_Exercise objective:_ List each line of the data that holds the string "decline".

══════════

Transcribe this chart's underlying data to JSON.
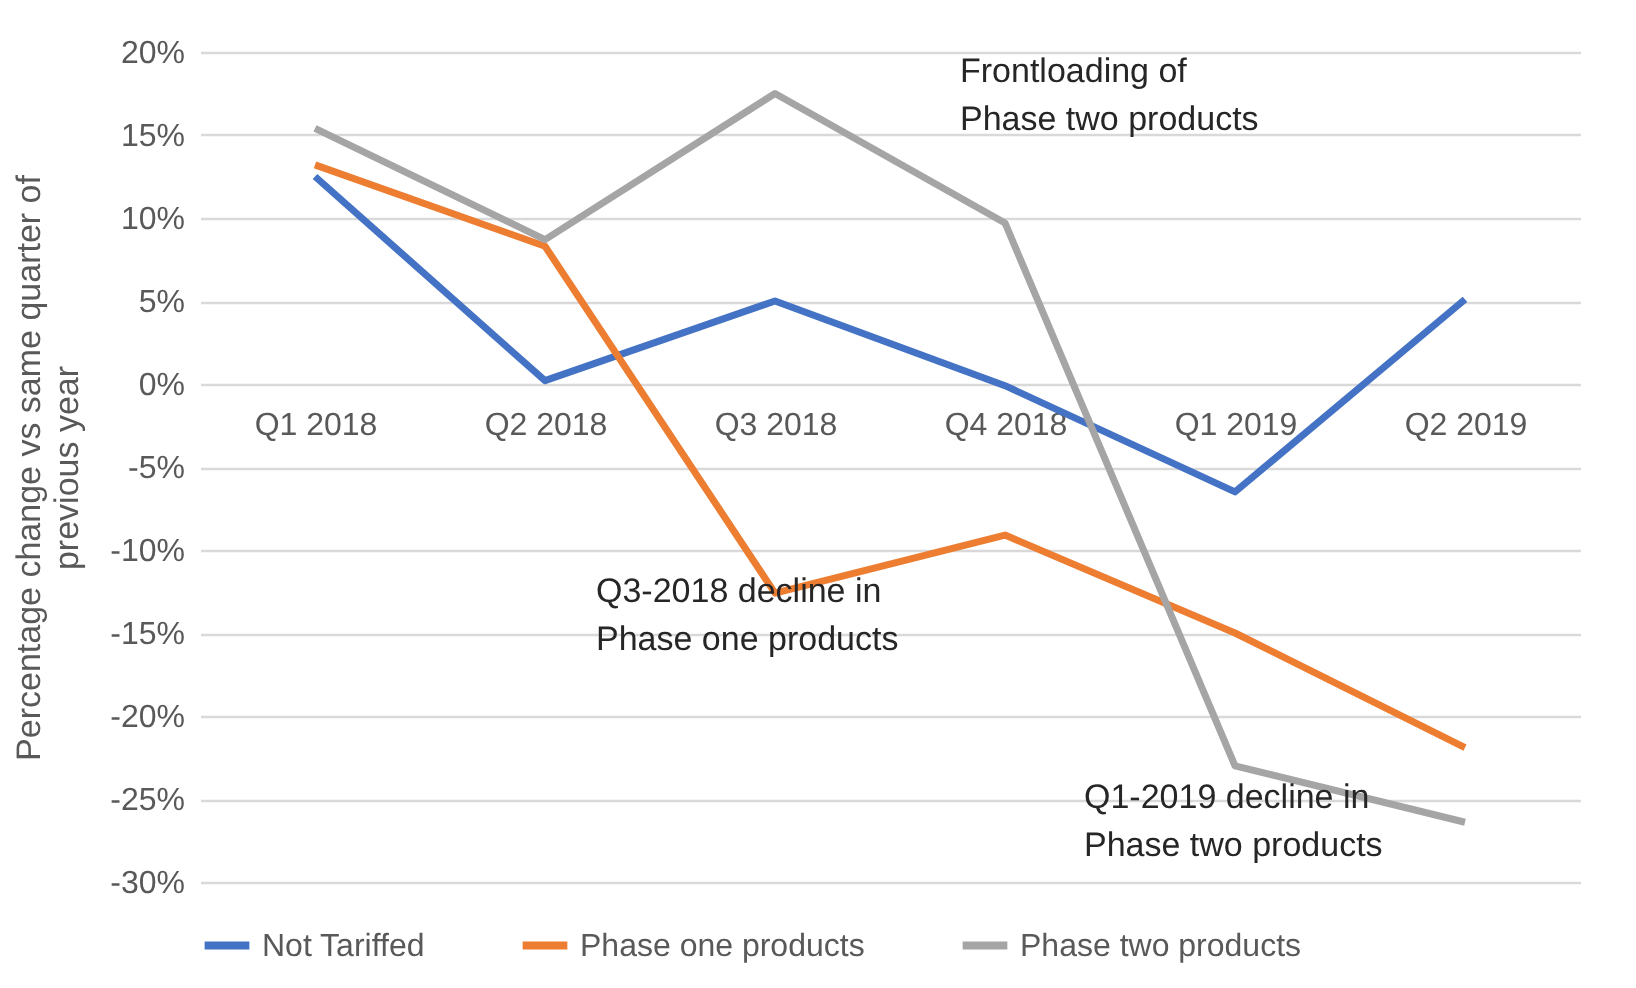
{
  "chart_data": {
    "type": "line",
    "ylabel": "Percentage change vs same quarter of\nprevious year",
    "categories": [
      "Q1 2018",
      "Q2 2018",
      "Q3 2018",
      "Q4 2018",
      "Q1 2019",
      "Q2 2019"
    ],
    "series": [
      {
        "name": "Not Tariffed",
        "color": "#4472c4",
        "values": [
          12.5,
          0.2,
          5.0,
          -0.1,
          -6.5,
          5.1
        ]
      },
      {
        "name": "Phase one products",
        "color": "#ed7d31",
        "values": [
          13.2,
          8.3,
          -12.6,
          -9.1,
          -15.0,
          -21.9
        ]
      },
      {
        "name": "Phase two products",
        "color": "#a5a5a5",
        "values": [
          15.4,
          8.7,
          17.5,
          9.7,
          -23.0,
          -26.4
        ]
      }
    ],
    "ylim": [
      -30,
      20
    ],
    "yticks": [
      {
        "value": -30,
        "label": "-30%"
      },
      {
        "value": -25,
        "label": "-25%"
      },
      {
        "value": -20,
        "label": "-20%"
      },
      {
        "value": -15,
        "label": "-15%"
      },
      {
        "value": -10,
        "label": "-10%"
      },
      {
        "value": -5,
        "label": "-5%"
      },
      {
        "value": 0,
        "label": "0%"
      },
      {
        "value": 5,
        "label": "5%"
      },
      {
        "value": 10,
        "label": "10%"
      },
      {
        "value": 15,
        "label": "15%"
      },
      {
        "value": 20,
        "label": "20%"
      }
    ],
    "annotations": [
      "Frontloading of\nPhase two products",
      "Q3-2018 decline in\nPhase one products",
      "Q1-2019 decline in\nPhase two products"
    ],
    "grid": "y",
    "legend": "bottom",
    "marker": "none",
    "line_style": "solid"
  }
}
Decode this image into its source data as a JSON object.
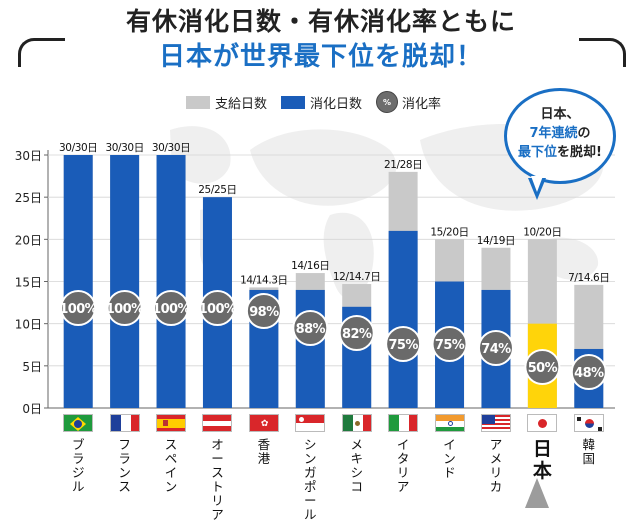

══════════

_Solution to the exercise:_
      "Q3-2018 decline in\nPhase one products",
      "Q1-2019 decline in\nPhase two products"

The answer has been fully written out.